» PASSAGE TO READ
Teacher support refers to practices related to the teacher’s response to students’ needs, including listening to and respecting students’ ideas and questions and encouraging classroom discussions among students. A supportive teacher would show an interest in every student’s learning, provide feedback, and adapt practices to the individual student’s needs (Blömeke et al., 2016).

In addition to these three aspects, some studies have included a fourth aspect of instructional quality, known as clarity of instruction (Bellens, Van Damme, Van Den Noortgate, Wendt, & Nilsen, 2019; Bergem, Nilsen, & Scherer, 2016). Clarity of instruction relates to a clear and comprehensive teaching practice. To achieve clarity of instruction, the teacher must set clear learning goals, provide a summary at the end of the lesson, and link new and old topics (Bergem et al., 2016; Cohen & Grossman, 2016; Raudenbush, 2008). Although clarity of instruction could be integrated into the aspect of teacher support, the present study separates these two aspects of instructional quality.

» INPUT RECORDS
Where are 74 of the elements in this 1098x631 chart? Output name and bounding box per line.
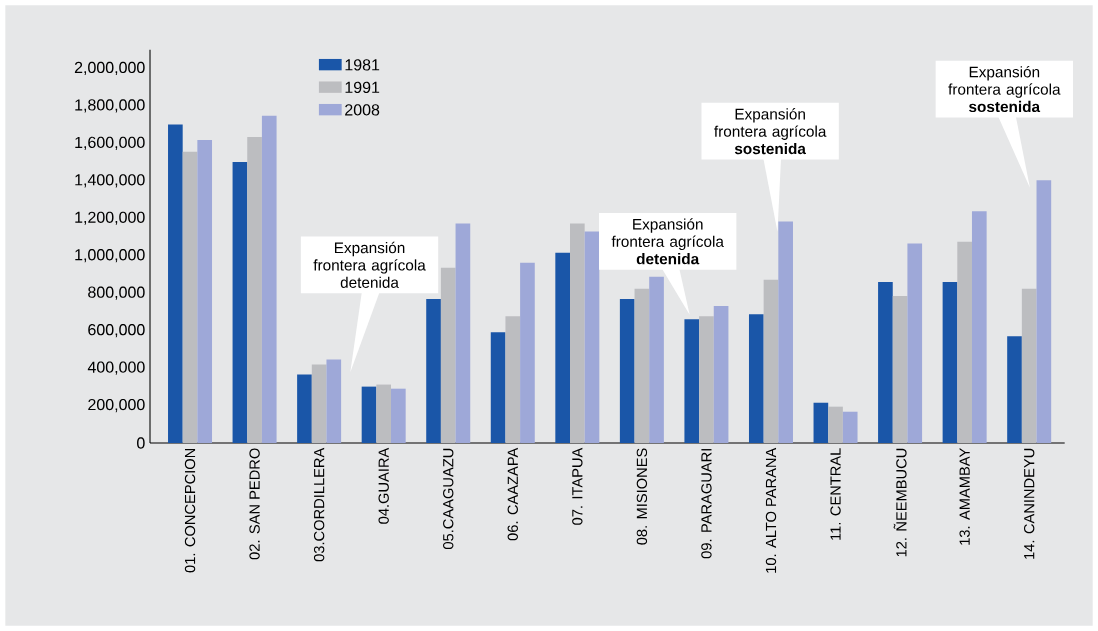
bar bbox=[391, 388, 406, 443]
bar bbox=[520, 262, 535, 443]
x-tick-label: 13. AMAMBAY bbox=[959, 448, 970, 545]
bar bbox=[971, 211, 987, 443]
x-tick-label: 14. CANINDEYU bbox=[1024, 448, 1035, 559]
bar bbox=[957, 241, 972, 443]
bar bbox=[261, 115, 277, 443]
bar bbox=[168, 124, 183, 443]
bar bbox=[376, 384, 392, 443]
x-tick-label: 09. PARAGUARI bbox=[701, 449, 712, 559]
x-tick-label: 05.CAAGUAZU bbox=[443, 448, 454, 550]
bar bbox=[1036, 180, 1052, 443]
bar bbox=[634, 288, 650, 443]
bar bbox=[942, 281, 958, 443]
y-tick-label: 1,400,000 bbox=[75, 174, 145, 188]
bar bbox=[699, 316, 714, 443]
bar bbox=[326, 359, 342, 443]
bar bbox=[247, 136, 262, 443]
y-tick-label: 2,000,000 bbox=[74, 61, 145, 75]
y-tick-label: 600,000 bbox=[88, 324, 145, 338]
x-tick-label: 04.GUAIRA bbox=[378, 447, 389, 524]
y-tick-label: 800,000 bbox=[88, 286, 145, 300]
bar bbox=[763, 279, 779, 443]
bar bbox=[426, 298, 441, 443]
bar bbox=[907, 243, 923, 443]
bar bbox=[1007, 336, 1022, 443]
x-tick-label: 12. ÑEEMBUCU bbox=[893, 448, 907, 557]
x-tick-label: 02. SAN PEDRO bbox=[249, 448, 260, 560]
x-tick-label: 03.CORDILLERA bbox=[313, 447, 325, 562]
legend-label: 1981 bbox=[345, 59, 380, 71]
bar bbox=[1021, 288, 1037, 443]
bar bbox=[182, 151, 198, 443]
bar bbox=[232, 162, 248, 443]
bar bbox=[828, 406, 843, 443]
bar bbox=[584, 231, 600, 443]
bar bbox=[570, 223, 585, 443]
annotation: Expansión frontera agrícola detenida bbox=[313, 241, 426, 288]
legend-label: 1991 bbox=[345, 81, 380, 94]
bar bbox=[813, 402, 829, 443]
bar bbox=[619, 298, 635, 443]
x-tick-label: 11. CENTRAL bbox=[830, 448, 841, 540]
y-tick-label: 1,800,000 bbox=[75, 99, 145, 113]
bar bbox=[455, 223, 471, 443]
y-tick-label: 0 bbox=[137, 437, 145, 449]
x-tick-label: 10. ALTO PARANA bbox=[765, 447, 777, 573]
y-tick-label: 200,000 bbox=[88, 398, 145, 413]
y-tick-label: 1,200,000 bbox=[75, 211, 145, 225]
bar bbox=[440, 267, 456, 443]
bar bbox=[490, 332, 506, 443]
bar bbox=[197, 139, 213, 443]
bar bbox=[555, 252, 570, 443]
bar bbox=[778, 221, 793, 443]
annotation: Expansión frontera agrícola detenida bbox=[611, 218, 724, 265]
legend-label: 2008 bbox=[345, 104, 380, 116]
bar bbox=[684, 319, 700, 443]
bar bbox=[505, 316, 521, 443]
y-tick-label: 1,600,000 bbox=[75, 136, 145, 150]
bar bbox=[649, 276, 664, 443]
x-tick-label: 08. MISIONES bbox=[636, 448, 648, 545]
annotation: Expansión frontera agrícola sostenida bbox=[948, 66, 1061, 113]
annotation: Expansión frontera agrícola sostenida bbox=[714, 108, 827, 155]
bar bbox=[297, 374, 312, 443]
bar bbox=[892, 295, 908, 443]
bar bbox=[842, 411, 858, 443]
bar bbox=[311, 364, 327, 443]
bar bbox=[878, 281, 893, 443]
y-tick-label: 400,000 bbox=[87, 361, 145, 375]
bar bbox=[713, 306, 729, 443]
x-tick-label: 07. ITAPUA bbox=[572, 447, 583, 525]
x-tick-label: 06. CAAZAPA bbox=[507, 447, 518, 541]
x-tick-label: 01. CONCEPCION bbox=[184, 448, 196, 573]
bar bbox=[361, 386, 377, 443]
bar bbox=[748, 314, 764, 443]
y-tick-label: 1,000,000 bbox=[75, 249, 145, 263]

» WRITTEN EXERCISE 1
Write out the passage on teacher support and clarity of instruction word for word, from start to finish.
» WRITTEN EXERCISE 2
From the records, pull out the lines between the line containing "bar bbox=[391, 388, 406, 443]" and the line containing "bar bbox=[168, 124, 183, 443]", inclusive, and reproduce them verbatim.

» RIGHT ANSWER 1
Teacher support refers to practices related to the teacher’s response to students’ needs, including listening to and respecting students’ ideas and questions and encouraging classroom discussions among students. A supportive teacher would show an interest in every student’s learning, provide feedback, and adapt practices to the individual student’s needs (Blömeke et al., 2016).

In addition to these three aspects, some studies have included a fourth aspect of instructional quality, known as clarity of instruction (Bellens, Van Damme, Van Den Noortgate, Wendt, & Nilsen, 2019; Bergem, Nilsen, & Scherer, 2016). Clarity of instruction relates to a clear and comprehensive teaching practice. To achieve clarity of instruction, the teacher must set clear learning goals, provide a summary at the end of the lesson, and link new and old topics (Bergem et al., 2016; Cohen & Grossman, 2016; Raudenbush, 2008). Although clarity of instruction could be integrated into the aspect of teacher support, the present study separates these two aspects of instructional quality.

» RIGHT ANSWER 2
bar bbox=[391, 388, 406, 443]
bar bbox=[520, 262, 535, 443]
x-tick-label: 13. AMAMBAY bbox=[959, 448, 970, 545]
bar bbox=[971, 211, 987, 443]
x-tick-label: 14. CANINDEYU bbox=[1024, 448, 1035, 559]
bar bbox=[957, 241, 972, 443]
bar bbox=[261, 115, 277, 443]
bar bbox=[168, 124, 183, 443]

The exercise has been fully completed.